▸ ABOUT THIS EXERCISE: For the data below, the lines that hold "giving" should be counted; only the resulting number is expected.

Source records
- - - -
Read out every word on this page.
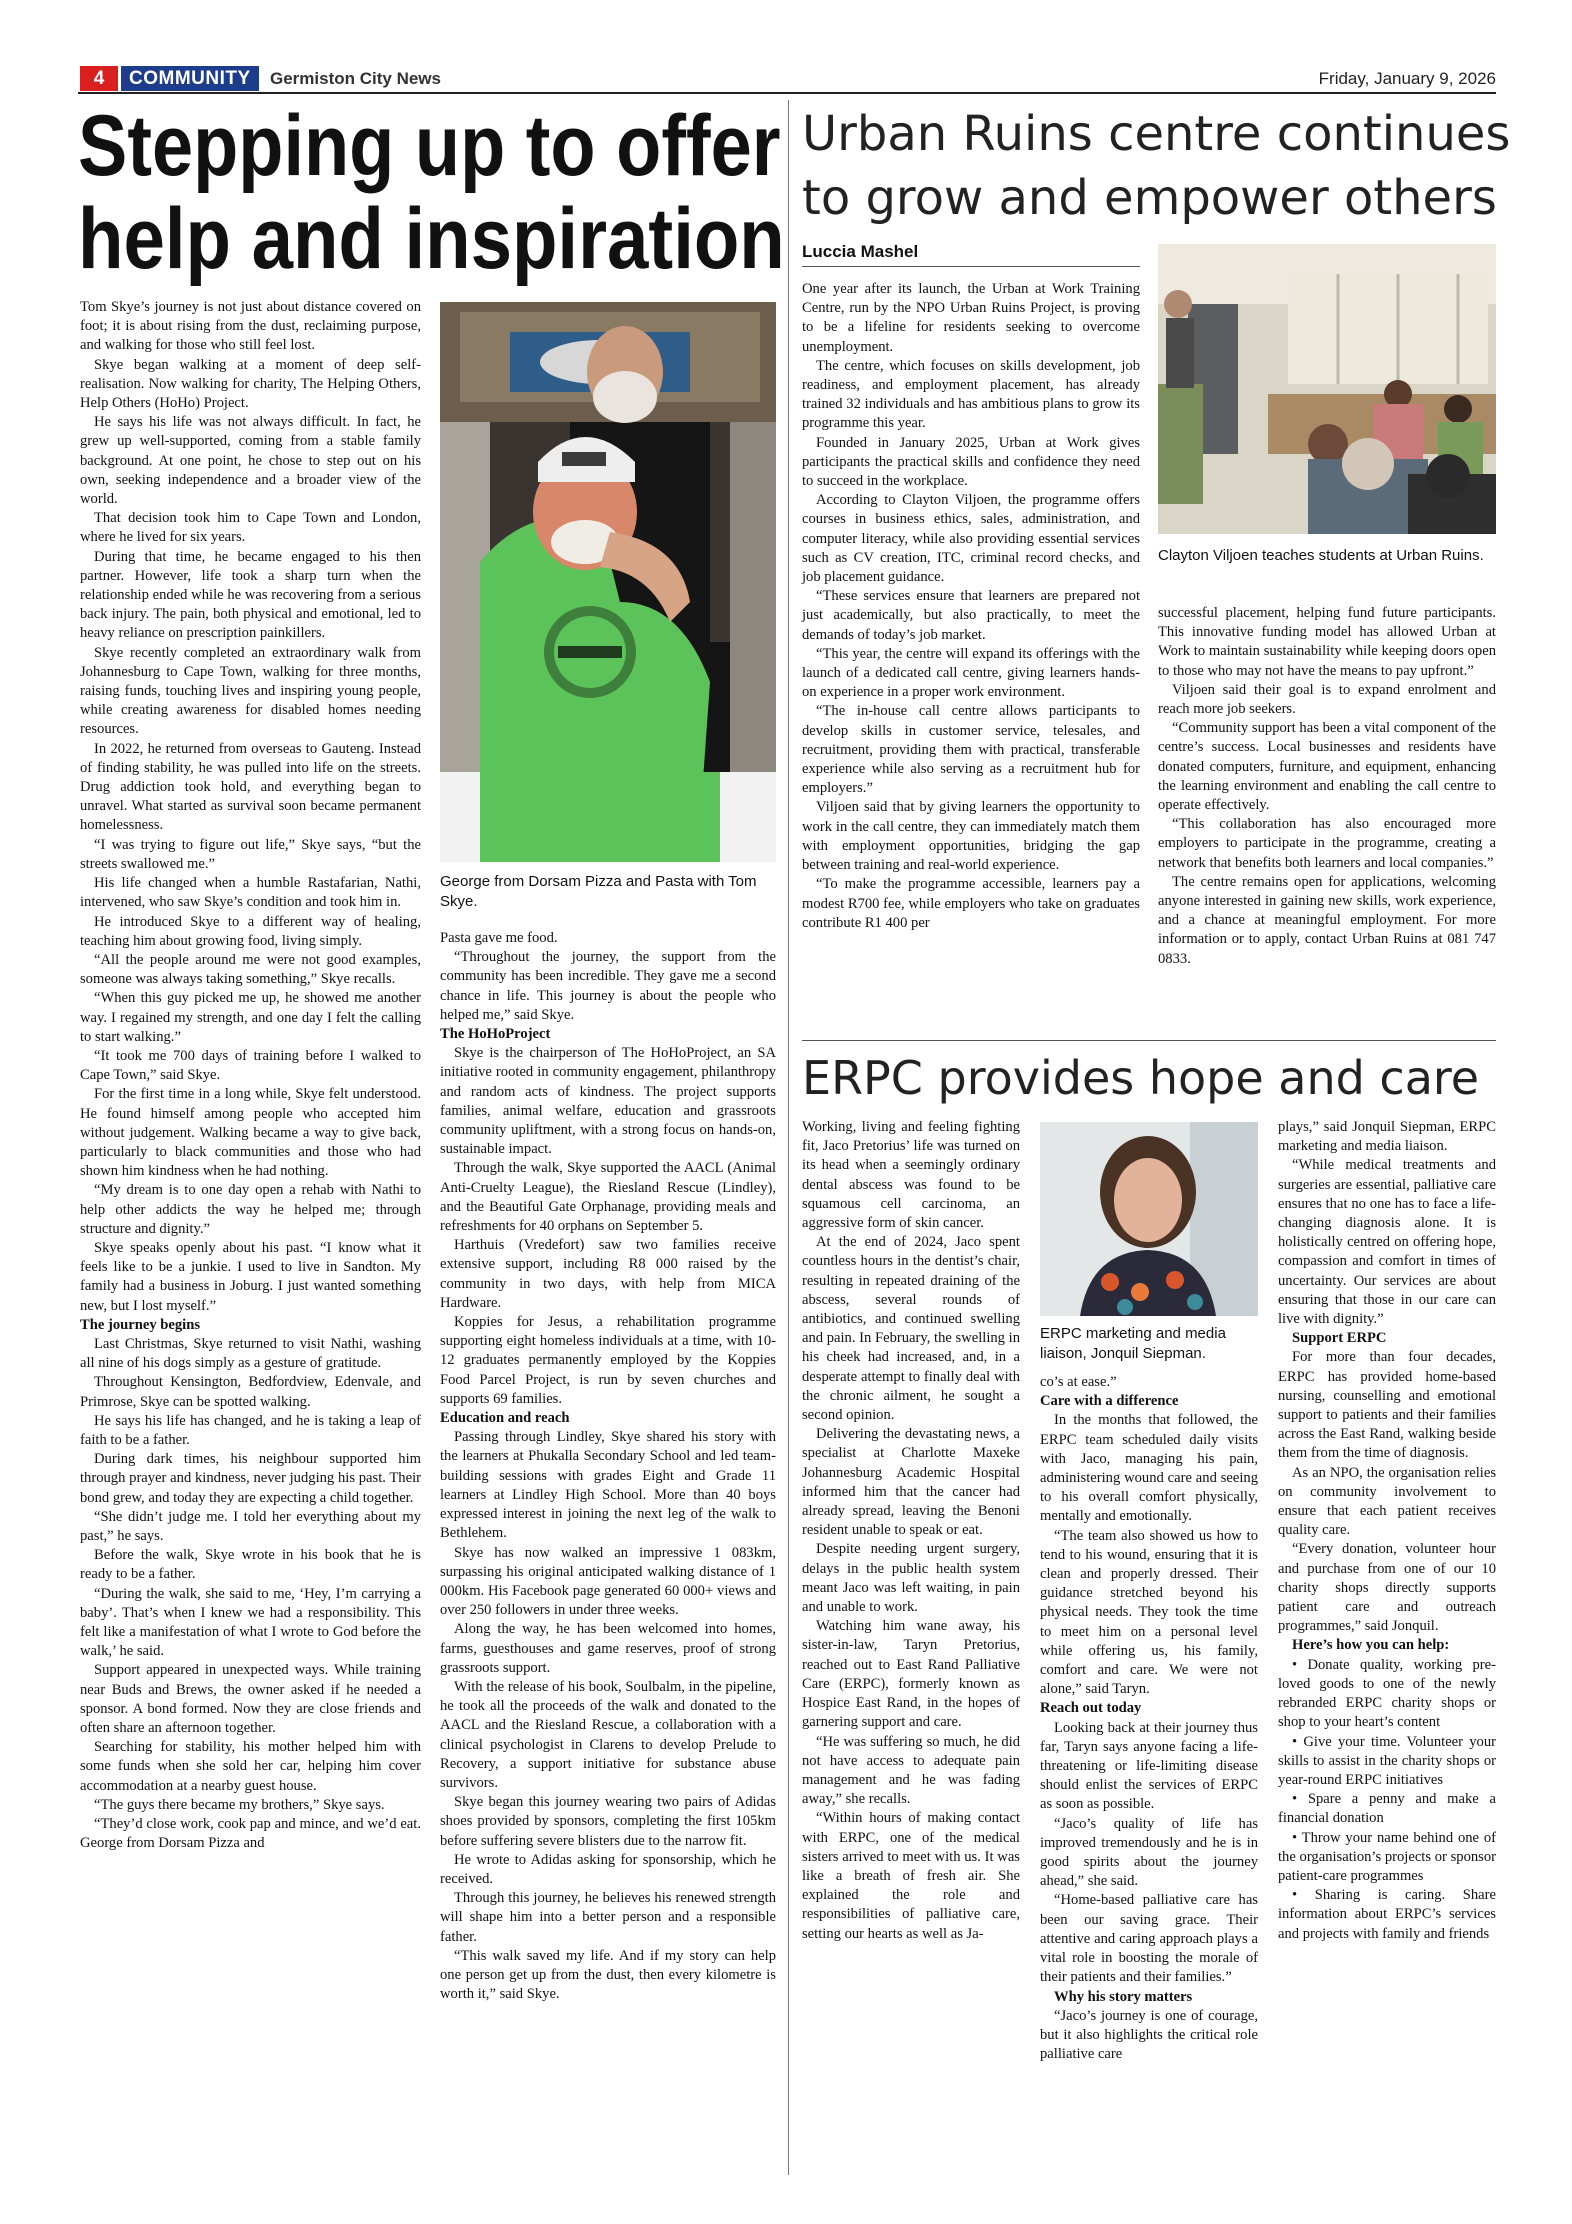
4	COMMUNITY	Germiston City News	Friday, January 9, 2026
Stepping up to offer
help and inspiration

Tom Skye’s journey is not just about distance covered on foot; it is about rising from the dust, reclaiming purpose, and walking for those who still feel lost.

Skye began walking at a moment of deep self-realisation. Now walking for charity, The Helping Others, Help Others (HoHo) Project.

He says his life was not always difficult. In fact, he grew up well-supported, coming from a stable family background. At one point, he chose to step out on his own, seeking independence and a broader view of the world.

That decision took him to Cape Town and London, where he lived for six years.

During that time, he became engaged to his then partner. However, life took a sharp turn when the relationship ended while he was recovering from a serious back injury. The pain, both physical and emotional, led to heavy reliance on prescription painkillers.

Skye recently completed an extraordinary walk from Johannesburg to Cape Town, walking for three months, raising funds, touching lives and inspiring young people, while creating awareness for disabled homes needing resources.

In 2022, he returned from overseas to Gauteng. Instead of finding stability, he was pulled into life on the streets. Drug addiction took hold, and everything began to unravel. What started as survival soon became permanent homelessness.

“I was trying to figure out life,” Skye says, “but the streets swallowed me.”

His life changed when a humble Rastafarian, Nathi, intervened, who saw Skye’s condition and took him in.

He introduced Skye to a different way of healing, teaching him about growing food, living simply.

“All the people around me were not good examples, someone was always taking something,” Skye recalls.

“When this guy picked me up, he showed me another way. I regained my strength, and one day I felt the calling to start walking.”

“It took me 700 days of training before I walked to Cape Town,” said Skye.

For the first time in a long while, Skye felt understood. He found himself among people who accepted him without judgement. Walking became a way to give back, particularly to black communities and those who had shown him kindness when he had nothing.

“My dream is to one day open a rehab with Nathi to help other addicts the way he helped me; through structure and dignity.”

Skye speaks openly about his past. “I know what it feels like to be a junkie. I used to live in Sandton. My family had a business in Joburg. I just wanted something new, but I lost myself.”

The journey begins

Last Christmas, Skye returned to visit Nathi, washing all nine of his dogs simply as a gesture of gratitude.

Throughout Kensington, Bedfordview, Edenvale, and Primrose, Skye can be spotted walking.

He says his life has changed, and he is taking a leap of faith to be a father.

During dark times, his neighbour supported him through prayer and kindness, never judging his past. Their bond grew, and today they are expecting a child together.

“She didn’t judge me. I told her everything about my past,” he says.

Before the walk, Skye wrote in his book that he is ready to be a father.

“During the walk, she said to me, ‘Hey, I’m carrying a baby’. That’s when I knew we had a responsibility. This felt like a manifestation of what I wrote to God before the walk,’ he said.

Support appeared in unexpected ways. While training near Buds and Brews, the owner asked if he needed a sponsor. A bond formed. Now they are close friends and often share an afternoon together.

Searching for stability, his mother helped him with some funds when she sold her car, helping him cover accommodation at a nearby guest house.

“The guys there became my brothers,” Skye says.

“They’d close work, cook pap and mince, and we’d eat. George from Dorsam Pizza and

George from Dorsam Pizza and Pasta with Tom Skye.

Pasta gave me food.

“Throughout the journey, the support from the community has been incredible. They gave me a second chance in life. This journey is about the people who helped me,” said Skye.

The HoHoProject

Skye is the chairperson of The HoHoProject, an SA initiative rooted in community engagement, philanthropy and random acts of kindness. The project supports families, animal welfare, education and grassroots community upliftment, with a strong focus on hands-on, sustainable impact.

Through the walk, Skye supported the AACL (Animal Anti-Cruelty League), the Riesland Rescue (Lindley), and the Beautiful Gate Orphanage, providing meals and refreshments for 40 orphans on September 5.

Harthuis (Vredefort) saw two families receive extensive support, including R8 000 raised by the community in two days, with help from MICA Hardware.

Koppies for Jesus, a rehabilitation programme supporting eight homeless individuals at a time, with 10-12 graduates permanently employed by the Koppies Food Parcel Project, is run by seven churches and supports 69 families.

Education and reach

Passing through Lindley, Skye shared his story with the learners at Phukalla Secondary School and led team-building sessions with grades Eight and Grade 11 learners at Lindley High School. More than 40 boys expressed interest in joining the next leg of the walk to Bethlehem.

Skye has now walked an impressive 1 083km, surpassing his original anticipated walking distance of 1 000km. His Facebook page generated 60 000+ views and over 250 followers in under three weeks.

Along the way, he has been welcomed into homes, farms, guesthouses and game reserves, proof of strong grassroots support.

With the release of his book, Soulbalm, in the pipeline, he took all the proceeds of the walk and donated to the AACL and the Riesland Rescue, a collaboration with a clinical psychologist in Clarens to develop Prelude to Recovery, a support initiative for substance abuse survivors.

Skye began this journey wearing two pairs of Adidas shoes provided by sponsors, completing the first 105km before suffering severe blisters due to the narrow fit.

He wrote to Adidas asking for sponsorship, which he received.

Through this journey, he believes his renewed strength will shape him into a better person and a responsible father.

“This walk saved my life. And if my story can help one person get up from the dust, then every kilometre is worth it,” said Skye.

Urban Ruins centre continues
to grow and empower others
Luccia Mashel

One year after its launch, the Urban at Work Training Centre, run by the NPO Urban Ruins Project, is proving to be a lifeline for residents seeking to overcome unemployment.

The centre, which focuses on skills development, job readiness, and employment placement, has already trained 32 individuals and has ambitious plans to grow its programme this year.

Founded in January 2025, Urban at Work gives participants the practical skills and confidence they need to succeed in the workplace.

According to Clayton Viljoen, the programme offers courses in business ethics, sales, administration, and computer literacy, while also providing essential services such as CV creation, ITC, criminal record checks, and job placement guidance.

“These services ensure that learners are prepared not just academically, but also practically, to meet the demands of today’s job market.

“This year, the centre will expand its offerings with the launch of a dedicated call centre, giving learners hands-on experience in a proper work environment.

“The in-house call centre allows participants to develop skills in customer service, telesales, and recruitment, providing them with practical, transferable experience while also serving as a recruitment hub for employers.”

Viljoen said that by giving learners the opportunity to work in the call centre, they can immediately match them with employment opportunities, bridging the gap between training and real-world experience.

“To make the programme accessible, learners pay a modest R700 fee, while employers who take on graduates contribute R1 400 per

Clayton Viljoen teaches students at Urban Ruins.

successful placement, helping fund future participants. This innovative funding model has allowed Urban at Work to maintain sustainability while keeping doors open to those who may not have the means to pay upfront.”

Viljoen said their goal is to expand enrolment and reach more job seekers.

“Community support has been a vital component of the centre’s success. Local businesses and residents have donated computers, furniture, and equipment, enhancing the learning environment and enabling the call centre to operate effectively.

“This collaboration has also encouraged more employers to participate in the programme, creating a network that benefits both learners and local companies.”

The centre remains open for applications, welcoming anyone interested in gaining new skills, work experience, and a chance at meaningful employment. For more information or to apply, contact Urban Ruins at 081 747 0833.

ERPC provides hope and care

Working, living and feeling fighting fit, Jaco Pretorius’ life was turned on its head when a seemingly ordinary dental abscess was found to be squamous cell carcinoma, an aggressive form of skin cancer.

At the end of 2024, Jaco spent countless hours in the dentist’s chair, resulting in repeated draining of the abscess, several rounds of antibiotics, and continued swelling and pain. In February, the swelling in his cheek had increased, and, in a desperate attempt to finally deal with the chronic ailment, he sought a second opinion.

Delivering the devastating news, a specialist at Charlotte Maxeke Johannesburg Academic Hospital informed him that the cancer had already spread, leaving the Benoni resident unable to speak or eat.

Despite needing urgent surgery, delays in the public health system meant Jaco was left waiting, in pain and unable to work.

Watching him wane away, his sister-in-law, Taryn Pretorius, reached out to East Rand Palliative Care (ERPC), formerly known as Hospice East Rand, in the hopes of garnering support and care.

“He was suffering so much, he did not have access to adequate pain management and he was fading away,” she recalls.

“Within hours of making contact with ERPC, one of the medical sisters arrived to meet with us. It was like a breath of fresh air. She explained the role and responsibilities of palliative care, setting our hearts as well as Ja-

ERPC marketing and media liaison, Jonquil Siepman.

co’s at ease.”

Care with a difference

In the months that followed, the ERPC team scheduled daily visits with Jaco, managing his pain, administering wound care and seeing to his overall comfort physically, mentally and emotionally.

“The team also showed us how to tend to his wound, ensuring that it is clean and properly dressed. Their guidance stretched beyond his physical needs. They took the time to meet him on a personal level while offering us, his family, comfort and care. We were not alone,” said Taryn.

Reach out today

Looking back at their journey thus far, Taryn says anyone facing a life-threatening or life-limiting disease should enlist the services of ERPC as soon as possible.

“Jaco’s quality of life has improved tremendously and he is in good spirits about the journey ahead,” she said.

“Home-based palliative care has been our saving grace. Their attentive and caring approach plays a vital role in boosting the morale of their patients and their families.”

Why his story matters

“Jaco’s journey is one of courage, but it also highlights the critical role palliative care

plays,” said Jonquil Siepman, ERPC marketing and media liaison.

“While medical treatments and surgeries are essential, palliative care ensures that no one has to face a life-changing diagnosis alone. It is holistically centred on offering hope, compassion and comfort in times of uncertainty. Our services are about ensuring that those in our care can live with dignity.”

Support ERPC

For more than four decades, ERPC has provided home-based nursing, counselling and emotional support to patients and their families across the East Rand, walking beside them from the time of diagnosis.

As an NPO, the organisation relies on community involvement to ensure that each patient receives quality care.

“Every donation, volunteer hour and purchase from one of our 10 charity shops directly supports patient care and outreach programmes,” said Jonquil.

Here’s how you can help:

• Donate quality, working pre-loved goods to one of the newly rebranded ERPC charity shops or shop to your heart’s content

• Give your time. Volunteer your skills to assist in the charity shops or year-round ERPC initiatives

• Spare a penny and make a financial donation

• Throw your name behind one of the organisation’s projects or sponsor patient-care programmes

• Sharing is caring. Share information about ERPC’s services and projects with family and friends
- - - -
▸ TASK SOLUTION: 2